RECORDED DATA:

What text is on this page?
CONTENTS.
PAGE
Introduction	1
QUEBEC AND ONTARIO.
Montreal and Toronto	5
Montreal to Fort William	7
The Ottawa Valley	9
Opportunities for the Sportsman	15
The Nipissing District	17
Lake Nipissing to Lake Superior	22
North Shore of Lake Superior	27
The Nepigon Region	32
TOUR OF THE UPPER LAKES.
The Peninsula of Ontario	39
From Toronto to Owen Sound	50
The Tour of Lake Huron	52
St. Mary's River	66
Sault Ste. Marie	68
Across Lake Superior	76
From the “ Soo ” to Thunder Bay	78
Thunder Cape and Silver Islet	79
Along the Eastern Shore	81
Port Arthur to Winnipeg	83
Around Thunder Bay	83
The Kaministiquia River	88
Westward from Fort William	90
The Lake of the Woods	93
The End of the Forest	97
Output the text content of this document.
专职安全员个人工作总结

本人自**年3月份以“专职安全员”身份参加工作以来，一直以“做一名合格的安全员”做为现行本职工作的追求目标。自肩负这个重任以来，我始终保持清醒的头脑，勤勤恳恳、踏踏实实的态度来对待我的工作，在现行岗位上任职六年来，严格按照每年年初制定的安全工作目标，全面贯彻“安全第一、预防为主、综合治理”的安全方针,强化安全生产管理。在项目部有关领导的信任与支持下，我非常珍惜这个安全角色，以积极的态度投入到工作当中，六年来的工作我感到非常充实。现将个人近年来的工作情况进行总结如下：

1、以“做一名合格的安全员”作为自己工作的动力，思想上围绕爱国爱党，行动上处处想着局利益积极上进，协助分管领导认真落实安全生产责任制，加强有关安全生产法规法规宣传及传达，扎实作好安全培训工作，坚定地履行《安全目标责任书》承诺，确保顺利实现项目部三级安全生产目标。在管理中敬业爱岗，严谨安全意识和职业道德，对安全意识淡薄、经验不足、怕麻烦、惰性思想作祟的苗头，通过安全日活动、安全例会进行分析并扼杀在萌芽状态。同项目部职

WHAT TO DO: Take the lines above from the one holding "Output the text content of this document." to the last and output them exactly.

ANSWER TO THE PROBLEM:
Output the text content of this document.
专职安全员个人工作总结

本人自**年3月份以“专职安全员”身份参加工作以来，一直以“做一名合格的安全员”做为现行本职工作的追求目标。自肩负这个重任以来，我始终保持清醒的头脑，勤勤恳恳、踏踏实实的态度来对待我的工作，在现行岗位上任职六年来，严格按照每年年初制定的安全工作目标，全面贯彻“安全第一、预防为主、综合治理”的安全方针,强化安全生产管理。在项目部有关领导的信任与支持下，我非常珍惜这个安全角色，以积极的态度投入到工作当中，六年来的工作我感到非常充实。现将个人近年来的工作情况进行总结如下：

1、以“做一名合格的安全员”作为自己工作的动力，思想上围绕爱国爱党，行动上处处想着局利益积极上进，协助分管领导认真落实安全生产责任制，加强有关安全生产法规法规宣传及传达，扎实作好安全培训工作，坚定地履行《安全目标责任书》承诺，确保顺利实现项目部三级安全生产目标。在管理中敬业爱岗，严谨安全意识和职业道德，对安全意识淡薄、经验不足、怕麻烦、惰性思想作祟的苗头，通过安全日活动、安全例会进行分析并扼杀在萌芽状态。同项目部职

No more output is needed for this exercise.